──────── Page excerpt ────────
Think of the R script document as a draft of what you plan to type to the Console.

1.5.1 Setting the Working Directory

Before we get started, let’s save the blank R file we just created. First, we want to define the “Working Directory” where files associated with this project will go. To do that go to the menu at the top of the screen and click “Session > Set Working Directory > Choose Working Directory” and then navigate to the location where you would like to save the file. Next, click on “File > Save As” and define a name for your R script. This should end in .R as this is the extension R and R studio recognize for R Scripts.

1.5.2 Working with your first R script

Now that you have saved this script, you can type mathematical operations, functions, and other code just as we did directly in the Console above. The main advantage is that if you make a mistake you can go back and fix it more easily. Go ahead and copy the code in the next code chunk below and paste it in your R script int he Workspace window and then save the document.
──────── Dataset content ────────
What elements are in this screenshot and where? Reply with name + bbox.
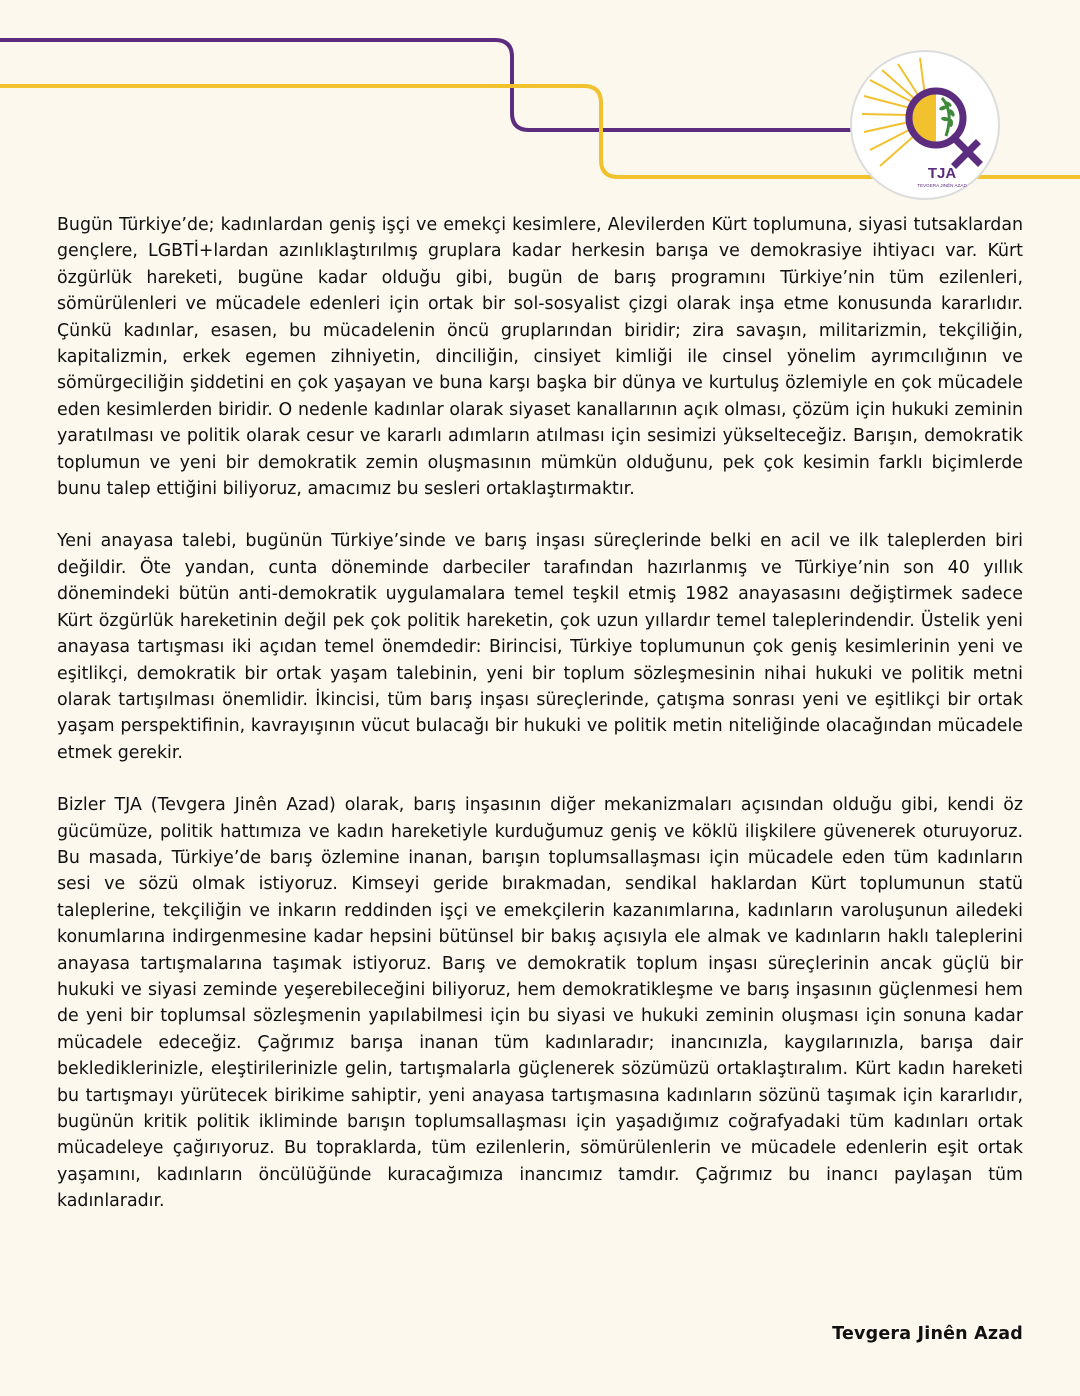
────────
■ **Required tasks**:
#1 According to the R tutorial excerpt, what file extension should the name of an R script end in?
#2 Reproduce the part of the R tutorial excerpt that opens with the words containing "Before we get" and closes with "for R Scripts.".

■ **Responses to the exercise**:
#1 .R

#2
Before we get started, let’s save the blank R file we just created. First, we want to define the “Working Directory” where files associated with this project will go. To do that go to the menu at the top of the screen and click “Session > Set Working Directory > Choose Working Directory” and then navigate to the location where you would like to save the file. Next, click on “File > Save As” and define a name for your R script. This should end in .R as this is the extension R and R studio recognize for R Scripts.